Your assignment:
Check every line below for the word "stan" and show those that hold it.

START Given data

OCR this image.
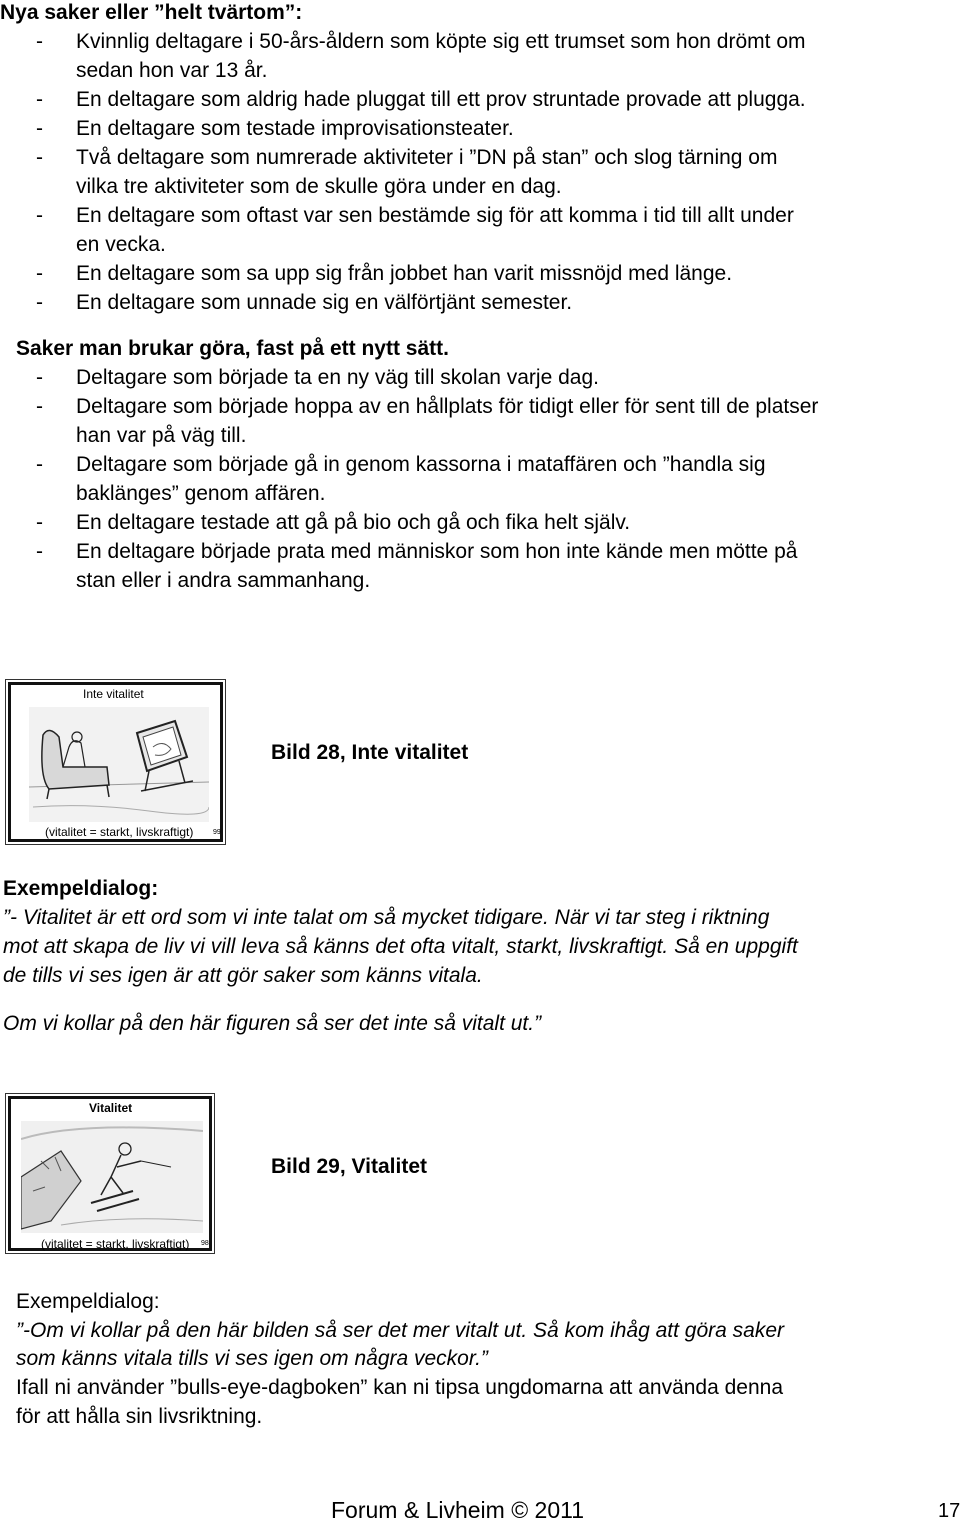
Nya saker eller ”helt tvärtom”:
- Kvinnlig deltagare i 50-års-åldern som köpte sig ett trumset som hon drömt om
sedan hon var 13 år.
- En deltagare som aldrig hade pluggat till ett prov struntade provade att plugga.
- En deltagare som testade improvisationsteater.
- Två deltagare som numrerade aktiviteter i ”DN på stan” och slog tärning om
vilka tre aktiviteter som de skulle göra under en dag.
- En deltagare som oftast var sen bestämde sig för att komma i tid till allt under
en vecka.
- En deltagare som sa upp sig från jobbet han varit missnöjd med länge.
- En deltagare som unnade sig en välförtjänt semester.
Saker man brukar göra, fast på ett nytt sätt.
- Deltagare som började ta en ny väg till skolan varje dag.
- Deltagare som började hoppa av en hållplats för tidigt eller för sent till de platser
han var på väg till.
- Deltagare som började gå in genom kassorna i mataffären och ”handla sig
baklänges” genom affären.
- En deltagare testade att gå på bio och gå och fika helt själv.
- En deltagare började prata med människor som hon inte kände men mötte på
stan eller i andra sammanhang.
Inte vitalitet
(vitalitet = starkt, livskraftigt)	99
Bild 28, Inte vitalitet
Exempeldialog:
”- Vitalitet är ett ord som vi inte talat om så mycket tidigare. När vi tar steg i riktning
mot att skapa de liv vi vill leva så känns det ofta vitalt, starkt, livskraftigt. Så en uppgift
de tills vi ses igen är att gör saker som känns vitala.
Om vi kollar på den här figuren så ser det inte så vitalt ut.”
Vitalitet
(vitalitet = starkt, livskraftigt) 98
Bild 29, Vitalitet
Exempeldialog:
”-Om vi kollar på den här bilden så ser det mer vitalt ut. Så kom ihåg att göra saker
som känns vitala tills vi ses igen om några veckor.”
Ifall ni använder ”bulls-eye-dagboken” kan ni tipsa ungdomarna att använda denna
för att hålla sin livsriktning.
Forum & Livheim © 2011	17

END Given data

Answer section:
- Två deltagare som numrerade aktiviteter i ”DN på stan” och slog tärning om
stan eller i andra sammanhang.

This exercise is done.